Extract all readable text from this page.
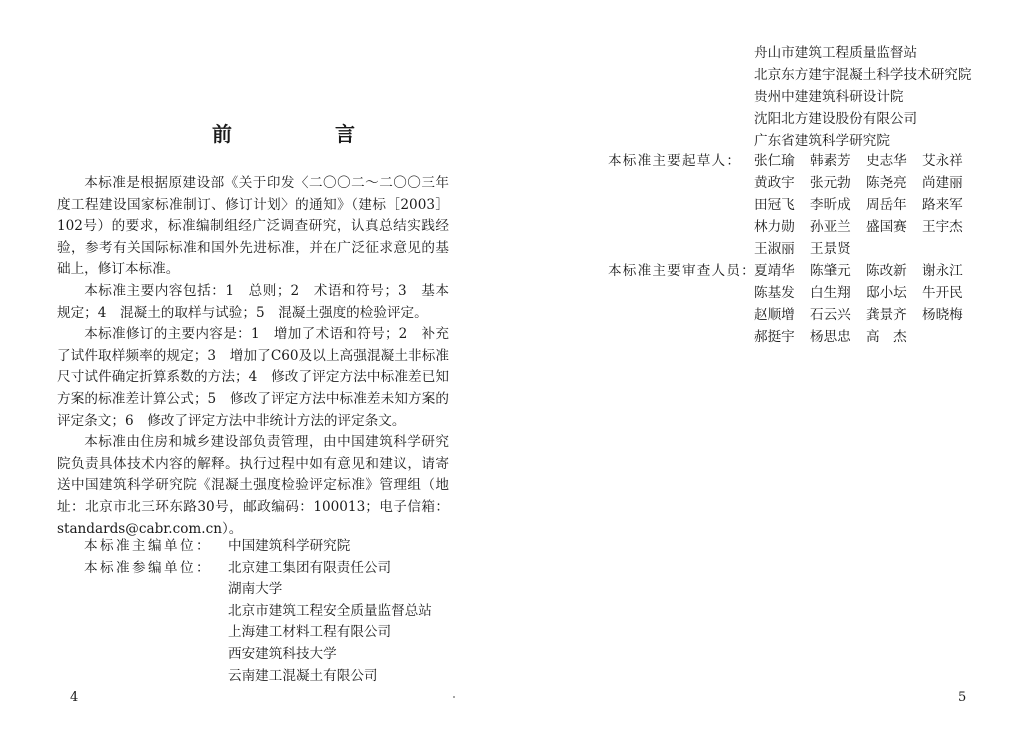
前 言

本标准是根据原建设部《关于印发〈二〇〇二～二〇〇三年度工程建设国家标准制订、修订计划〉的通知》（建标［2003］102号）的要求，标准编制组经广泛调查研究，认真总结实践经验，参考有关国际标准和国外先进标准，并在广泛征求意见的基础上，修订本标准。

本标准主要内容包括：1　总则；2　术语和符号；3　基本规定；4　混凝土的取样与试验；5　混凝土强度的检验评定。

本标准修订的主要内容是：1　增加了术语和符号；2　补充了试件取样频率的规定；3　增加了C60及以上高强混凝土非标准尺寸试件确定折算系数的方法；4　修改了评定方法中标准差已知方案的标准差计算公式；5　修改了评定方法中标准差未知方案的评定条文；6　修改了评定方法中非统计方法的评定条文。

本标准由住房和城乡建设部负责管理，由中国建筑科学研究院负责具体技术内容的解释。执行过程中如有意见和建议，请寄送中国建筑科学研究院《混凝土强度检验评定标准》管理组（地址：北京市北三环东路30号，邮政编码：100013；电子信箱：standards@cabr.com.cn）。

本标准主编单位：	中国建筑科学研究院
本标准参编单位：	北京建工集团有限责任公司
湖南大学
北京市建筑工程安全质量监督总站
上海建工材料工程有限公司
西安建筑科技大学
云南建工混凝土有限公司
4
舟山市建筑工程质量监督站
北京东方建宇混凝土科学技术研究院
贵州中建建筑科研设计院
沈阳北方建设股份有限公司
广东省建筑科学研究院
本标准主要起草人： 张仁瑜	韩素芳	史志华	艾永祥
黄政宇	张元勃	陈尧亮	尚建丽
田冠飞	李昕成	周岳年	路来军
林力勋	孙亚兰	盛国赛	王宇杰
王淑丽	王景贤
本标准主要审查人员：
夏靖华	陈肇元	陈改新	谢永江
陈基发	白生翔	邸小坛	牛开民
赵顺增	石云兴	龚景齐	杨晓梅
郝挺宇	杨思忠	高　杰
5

* REQUIRED TASK *
Leave the pictures out, and print every line of the listing exactly as written.

* RESULT *
Extract all readable text from this page.
前 言

本标准是根据原建设部《关于印发〈二〇〇二～二〇〇三年度工程建设国家标准制订、修订计划〉的通知》（建标［2003］102号）的要求，标准编制组经广泛调查研究，认真总结实践经验，参考有关国际标准和国外先进标准，并在广泛征求意见的基础上，修订本标准。

本标准主要内容包括：1　总则；2　术语和符号；3　基本规定；4　混凝土的取样与试验；5　混凝土强度的检验评定。

本标准修订的主要内容是：1　增加了术语和符号；2　补充了试件取样频率的规定；3　增加了C60及以上高强混凝土非标准尺寸试件确定折算系数的方法；4　修改了评定方法中标准差已知方案的标准差计算公式；5　修改了评定方法中标准差未知方案的评定条文；6　修改了评定方法中非统计方法的评定条文。

本标准由住房和城乡建设部负责管理，由中国建筑科学研究院负责具体技术内容的解释。执行过程中如有意见和建议，请寄送中国建筑科学研究院《混凝土强度检验评定标准》管理组（地址：北京市北三环东路30号，邮政编码：100013；电子信箱：standards@cabr.com.cn）。

本标准主编单位：	中国建筑科学研究院
本标准参编单位：	北京建工集团有限责任公司
湖南大学
北京市建筑工程安全质量监督总站
上海建工材料工程有限公司
西安建筑科技大学
云南建工混凝土有限公司
4
舟山市建筑工程质量监督站
北京东方建宇混凝土科学技术研究院
贵州中建建筑科研设计院
沈阳北方建设股份有限公司
广东省建筑科学研究院
本标准主要起草人： 张仁瑜	韩素芳	史志华	艾永祥
黄政宇	张元勃	陈尧亮	尚建丽
田冠飞	李昕成	周岳年	路来军
林力勋	孙亚兰	盛国赛	王宇杰
王淑丽	王景贤
本标准主要审查人员：
夏靖华	陈肇元	陈改新	谢永江
陈基发	白生翔	邸小坛	牛开民
赵顺增	石云兴	龚景齐	杨晓梅
郝挺宇	杨思忠	高　杰
5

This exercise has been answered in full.